- **TASK BRIEF**
Show every line in the records below that contains the word "Average".

- **MATERIAL PROVIDED**
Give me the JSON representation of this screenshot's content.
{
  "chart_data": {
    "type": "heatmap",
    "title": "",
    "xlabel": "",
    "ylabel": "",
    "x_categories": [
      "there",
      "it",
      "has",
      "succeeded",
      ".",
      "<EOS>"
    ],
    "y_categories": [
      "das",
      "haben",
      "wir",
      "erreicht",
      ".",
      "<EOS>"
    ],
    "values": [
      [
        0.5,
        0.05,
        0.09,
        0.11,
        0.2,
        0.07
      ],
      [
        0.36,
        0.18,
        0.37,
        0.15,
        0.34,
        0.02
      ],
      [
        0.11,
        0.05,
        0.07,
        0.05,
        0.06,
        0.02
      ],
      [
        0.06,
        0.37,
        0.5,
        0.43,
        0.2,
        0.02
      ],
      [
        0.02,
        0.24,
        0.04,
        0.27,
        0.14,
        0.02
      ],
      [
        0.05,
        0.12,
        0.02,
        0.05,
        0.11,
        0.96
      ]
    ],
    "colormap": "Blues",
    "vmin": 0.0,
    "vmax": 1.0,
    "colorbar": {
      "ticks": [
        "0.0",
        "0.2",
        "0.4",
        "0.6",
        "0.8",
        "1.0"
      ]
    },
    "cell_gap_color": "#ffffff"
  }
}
---
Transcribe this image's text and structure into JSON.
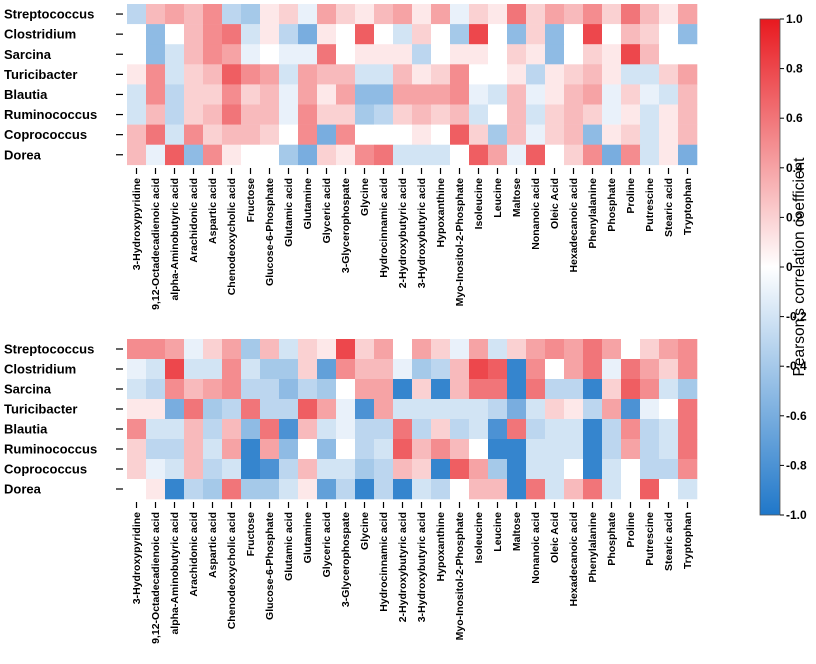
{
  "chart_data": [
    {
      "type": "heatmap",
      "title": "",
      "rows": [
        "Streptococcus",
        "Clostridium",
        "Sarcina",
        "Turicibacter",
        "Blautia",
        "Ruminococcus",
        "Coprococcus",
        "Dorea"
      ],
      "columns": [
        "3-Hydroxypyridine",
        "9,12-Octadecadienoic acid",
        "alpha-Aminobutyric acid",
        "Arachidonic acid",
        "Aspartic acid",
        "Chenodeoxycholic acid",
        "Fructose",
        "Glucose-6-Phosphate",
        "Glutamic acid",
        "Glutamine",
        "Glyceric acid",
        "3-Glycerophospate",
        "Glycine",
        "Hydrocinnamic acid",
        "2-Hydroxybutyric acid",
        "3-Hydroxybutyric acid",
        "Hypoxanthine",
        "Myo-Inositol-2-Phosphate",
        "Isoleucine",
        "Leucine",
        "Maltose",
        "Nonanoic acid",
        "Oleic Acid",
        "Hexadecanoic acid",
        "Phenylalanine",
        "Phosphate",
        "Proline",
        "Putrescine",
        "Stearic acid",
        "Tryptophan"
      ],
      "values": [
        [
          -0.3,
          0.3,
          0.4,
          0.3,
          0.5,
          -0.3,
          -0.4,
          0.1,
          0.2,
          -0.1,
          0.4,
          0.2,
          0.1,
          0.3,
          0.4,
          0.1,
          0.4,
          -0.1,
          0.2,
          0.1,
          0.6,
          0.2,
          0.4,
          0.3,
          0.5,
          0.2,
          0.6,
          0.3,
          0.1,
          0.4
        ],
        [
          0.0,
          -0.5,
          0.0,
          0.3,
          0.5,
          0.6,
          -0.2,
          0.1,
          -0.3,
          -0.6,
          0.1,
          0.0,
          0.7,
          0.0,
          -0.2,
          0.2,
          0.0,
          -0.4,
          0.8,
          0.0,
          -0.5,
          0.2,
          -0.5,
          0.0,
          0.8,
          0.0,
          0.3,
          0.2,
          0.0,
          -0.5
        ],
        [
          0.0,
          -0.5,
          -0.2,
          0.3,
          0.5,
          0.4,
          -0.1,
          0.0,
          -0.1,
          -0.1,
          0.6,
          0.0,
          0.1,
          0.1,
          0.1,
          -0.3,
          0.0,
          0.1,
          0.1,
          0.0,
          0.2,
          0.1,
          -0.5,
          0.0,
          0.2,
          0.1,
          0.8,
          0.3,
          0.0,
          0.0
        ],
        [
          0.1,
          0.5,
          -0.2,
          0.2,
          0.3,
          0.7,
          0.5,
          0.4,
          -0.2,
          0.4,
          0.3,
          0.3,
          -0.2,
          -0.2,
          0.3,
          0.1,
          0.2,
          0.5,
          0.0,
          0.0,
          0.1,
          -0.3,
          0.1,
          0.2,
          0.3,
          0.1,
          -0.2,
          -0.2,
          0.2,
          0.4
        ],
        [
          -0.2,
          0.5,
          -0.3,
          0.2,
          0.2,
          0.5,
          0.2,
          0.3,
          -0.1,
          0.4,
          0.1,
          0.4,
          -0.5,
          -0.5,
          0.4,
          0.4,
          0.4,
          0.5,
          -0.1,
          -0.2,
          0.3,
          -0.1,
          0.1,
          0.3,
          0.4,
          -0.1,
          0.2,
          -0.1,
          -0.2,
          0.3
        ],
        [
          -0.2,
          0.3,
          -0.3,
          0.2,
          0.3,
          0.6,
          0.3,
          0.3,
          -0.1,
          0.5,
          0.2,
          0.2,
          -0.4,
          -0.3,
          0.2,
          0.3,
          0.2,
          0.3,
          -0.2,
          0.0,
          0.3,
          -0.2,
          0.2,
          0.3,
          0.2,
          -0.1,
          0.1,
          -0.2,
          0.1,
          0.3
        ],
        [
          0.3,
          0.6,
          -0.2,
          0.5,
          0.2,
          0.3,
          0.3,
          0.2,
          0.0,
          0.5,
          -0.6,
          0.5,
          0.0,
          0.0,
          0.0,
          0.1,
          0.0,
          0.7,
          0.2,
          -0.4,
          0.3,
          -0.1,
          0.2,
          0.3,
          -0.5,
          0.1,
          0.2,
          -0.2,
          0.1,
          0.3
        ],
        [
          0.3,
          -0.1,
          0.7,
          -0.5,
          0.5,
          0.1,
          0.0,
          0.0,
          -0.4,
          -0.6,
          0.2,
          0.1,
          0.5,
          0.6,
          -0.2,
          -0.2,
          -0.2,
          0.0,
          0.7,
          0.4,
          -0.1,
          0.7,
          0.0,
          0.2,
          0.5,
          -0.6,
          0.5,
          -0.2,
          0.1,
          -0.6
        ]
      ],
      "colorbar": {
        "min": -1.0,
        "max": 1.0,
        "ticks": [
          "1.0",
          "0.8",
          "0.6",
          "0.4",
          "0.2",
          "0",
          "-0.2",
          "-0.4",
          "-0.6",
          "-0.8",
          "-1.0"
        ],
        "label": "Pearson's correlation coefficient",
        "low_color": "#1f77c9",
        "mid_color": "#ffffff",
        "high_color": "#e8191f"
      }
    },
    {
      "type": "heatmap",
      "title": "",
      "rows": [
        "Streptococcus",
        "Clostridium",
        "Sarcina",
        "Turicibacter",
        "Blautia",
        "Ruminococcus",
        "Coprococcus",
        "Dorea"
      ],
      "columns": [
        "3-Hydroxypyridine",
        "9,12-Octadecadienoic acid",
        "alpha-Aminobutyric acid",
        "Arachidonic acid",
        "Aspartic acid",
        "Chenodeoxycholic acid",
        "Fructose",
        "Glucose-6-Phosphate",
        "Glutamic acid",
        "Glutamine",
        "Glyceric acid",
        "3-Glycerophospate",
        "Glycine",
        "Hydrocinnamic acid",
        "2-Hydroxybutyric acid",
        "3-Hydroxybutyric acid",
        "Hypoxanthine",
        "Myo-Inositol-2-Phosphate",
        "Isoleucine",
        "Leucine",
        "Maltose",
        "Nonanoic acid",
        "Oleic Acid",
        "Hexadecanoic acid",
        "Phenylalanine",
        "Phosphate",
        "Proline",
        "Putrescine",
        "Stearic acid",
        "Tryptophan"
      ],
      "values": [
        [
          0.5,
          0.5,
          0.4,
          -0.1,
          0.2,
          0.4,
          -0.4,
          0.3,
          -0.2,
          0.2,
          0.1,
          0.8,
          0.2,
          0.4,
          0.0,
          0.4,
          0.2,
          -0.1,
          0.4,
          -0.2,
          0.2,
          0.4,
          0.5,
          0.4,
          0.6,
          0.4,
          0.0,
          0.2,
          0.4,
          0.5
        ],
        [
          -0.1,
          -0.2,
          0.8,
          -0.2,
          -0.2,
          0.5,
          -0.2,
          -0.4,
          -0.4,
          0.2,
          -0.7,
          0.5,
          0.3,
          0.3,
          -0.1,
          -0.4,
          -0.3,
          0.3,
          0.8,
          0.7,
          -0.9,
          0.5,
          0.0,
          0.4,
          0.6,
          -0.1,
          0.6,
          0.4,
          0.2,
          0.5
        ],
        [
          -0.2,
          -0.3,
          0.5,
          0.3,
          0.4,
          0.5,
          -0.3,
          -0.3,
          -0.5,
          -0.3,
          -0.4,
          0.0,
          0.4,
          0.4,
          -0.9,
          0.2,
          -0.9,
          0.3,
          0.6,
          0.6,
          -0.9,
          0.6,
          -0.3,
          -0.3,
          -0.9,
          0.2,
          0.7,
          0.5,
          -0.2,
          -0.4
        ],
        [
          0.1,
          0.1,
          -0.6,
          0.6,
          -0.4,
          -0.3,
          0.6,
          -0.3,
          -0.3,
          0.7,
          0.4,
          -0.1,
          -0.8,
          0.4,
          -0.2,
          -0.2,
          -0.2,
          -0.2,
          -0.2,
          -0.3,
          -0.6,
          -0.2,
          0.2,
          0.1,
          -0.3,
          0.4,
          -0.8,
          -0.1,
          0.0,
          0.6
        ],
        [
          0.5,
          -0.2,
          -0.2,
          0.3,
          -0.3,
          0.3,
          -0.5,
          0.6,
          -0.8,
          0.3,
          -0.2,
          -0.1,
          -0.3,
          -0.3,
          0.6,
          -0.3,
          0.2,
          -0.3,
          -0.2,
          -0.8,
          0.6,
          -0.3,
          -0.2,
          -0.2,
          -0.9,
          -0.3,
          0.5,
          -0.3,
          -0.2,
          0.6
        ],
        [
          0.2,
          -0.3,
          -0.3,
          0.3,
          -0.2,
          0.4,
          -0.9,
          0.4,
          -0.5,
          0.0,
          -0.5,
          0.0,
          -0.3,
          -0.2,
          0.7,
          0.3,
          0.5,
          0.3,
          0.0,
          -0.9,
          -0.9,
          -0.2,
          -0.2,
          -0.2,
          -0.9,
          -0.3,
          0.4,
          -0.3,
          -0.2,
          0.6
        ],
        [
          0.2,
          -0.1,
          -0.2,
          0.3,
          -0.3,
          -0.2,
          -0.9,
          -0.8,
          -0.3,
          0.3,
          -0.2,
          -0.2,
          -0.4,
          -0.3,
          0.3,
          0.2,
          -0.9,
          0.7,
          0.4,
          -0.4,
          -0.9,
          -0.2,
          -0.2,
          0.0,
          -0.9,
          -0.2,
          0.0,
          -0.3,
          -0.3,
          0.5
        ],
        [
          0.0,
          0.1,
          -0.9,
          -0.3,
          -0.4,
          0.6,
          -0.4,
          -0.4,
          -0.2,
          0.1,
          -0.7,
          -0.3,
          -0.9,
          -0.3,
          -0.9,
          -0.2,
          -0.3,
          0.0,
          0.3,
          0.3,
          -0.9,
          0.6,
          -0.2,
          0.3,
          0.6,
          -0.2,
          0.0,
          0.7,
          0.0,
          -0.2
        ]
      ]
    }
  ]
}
---
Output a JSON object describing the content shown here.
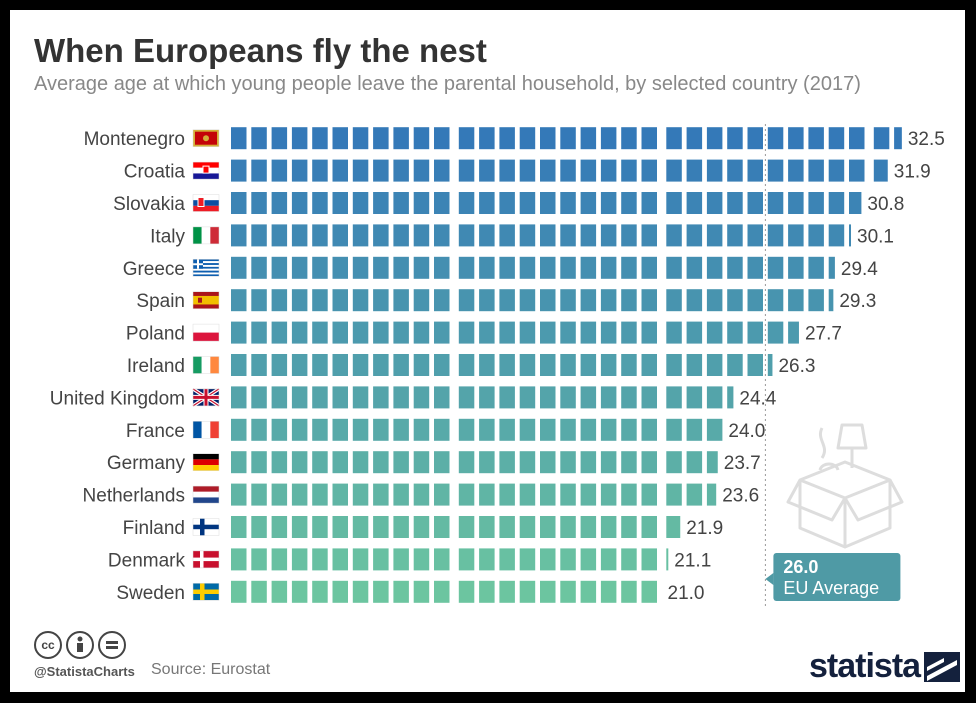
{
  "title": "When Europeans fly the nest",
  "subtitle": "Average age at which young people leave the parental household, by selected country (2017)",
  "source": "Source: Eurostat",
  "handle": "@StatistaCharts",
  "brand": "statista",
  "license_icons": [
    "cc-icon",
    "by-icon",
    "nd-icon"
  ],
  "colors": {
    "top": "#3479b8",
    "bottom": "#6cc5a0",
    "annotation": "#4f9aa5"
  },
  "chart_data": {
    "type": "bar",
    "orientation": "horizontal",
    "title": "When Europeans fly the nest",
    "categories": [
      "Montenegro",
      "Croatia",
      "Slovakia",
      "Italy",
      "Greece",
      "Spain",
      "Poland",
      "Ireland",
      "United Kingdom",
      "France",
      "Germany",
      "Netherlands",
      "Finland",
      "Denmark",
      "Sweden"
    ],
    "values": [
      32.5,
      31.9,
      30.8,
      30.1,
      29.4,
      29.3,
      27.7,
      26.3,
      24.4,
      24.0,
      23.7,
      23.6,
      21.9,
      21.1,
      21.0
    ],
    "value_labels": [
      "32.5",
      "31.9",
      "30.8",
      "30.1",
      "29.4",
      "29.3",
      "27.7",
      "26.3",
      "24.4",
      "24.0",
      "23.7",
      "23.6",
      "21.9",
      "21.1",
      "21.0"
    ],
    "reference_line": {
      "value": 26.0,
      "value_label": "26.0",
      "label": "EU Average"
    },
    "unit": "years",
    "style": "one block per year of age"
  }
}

- **THE REPLY**
  "subtitle": "Average age at which young people leave the parental household, by selected country (2017)",
      "label": "EU Average"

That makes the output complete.